Data extracted from a collection →
▬▬▬
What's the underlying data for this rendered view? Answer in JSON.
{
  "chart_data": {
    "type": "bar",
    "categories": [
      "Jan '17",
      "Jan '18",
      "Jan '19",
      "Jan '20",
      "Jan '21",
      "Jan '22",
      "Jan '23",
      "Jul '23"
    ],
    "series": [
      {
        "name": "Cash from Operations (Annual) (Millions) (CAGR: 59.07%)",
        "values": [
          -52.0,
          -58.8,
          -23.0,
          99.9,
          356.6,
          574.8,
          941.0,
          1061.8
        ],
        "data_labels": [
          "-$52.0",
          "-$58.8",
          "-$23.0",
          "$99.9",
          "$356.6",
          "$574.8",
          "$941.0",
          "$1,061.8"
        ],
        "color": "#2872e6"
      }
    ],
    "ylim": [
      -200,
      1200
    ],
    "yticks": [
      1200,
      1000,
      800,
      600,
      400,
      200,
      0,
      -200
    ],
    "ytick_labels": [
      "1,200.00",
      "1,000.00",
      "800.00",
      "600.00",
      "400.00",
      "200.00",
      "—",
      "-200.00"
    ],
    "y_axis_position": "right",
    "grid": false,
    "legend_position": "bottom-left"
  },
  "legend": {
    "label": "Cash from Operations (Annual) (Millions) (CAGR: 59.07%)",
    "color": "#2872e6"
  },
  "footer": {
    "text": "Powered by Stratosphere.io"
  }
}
▬▬▬
What is needed → Scan the material above. Return every line containing the string "Annual".

Problem solution →
        "name": "Cash from Operations (Annual) (Millions) (CAGR: 59.07%)",
    "label": "Cash from Operations (Annual) (Millions) (CAGR: 59.07%)",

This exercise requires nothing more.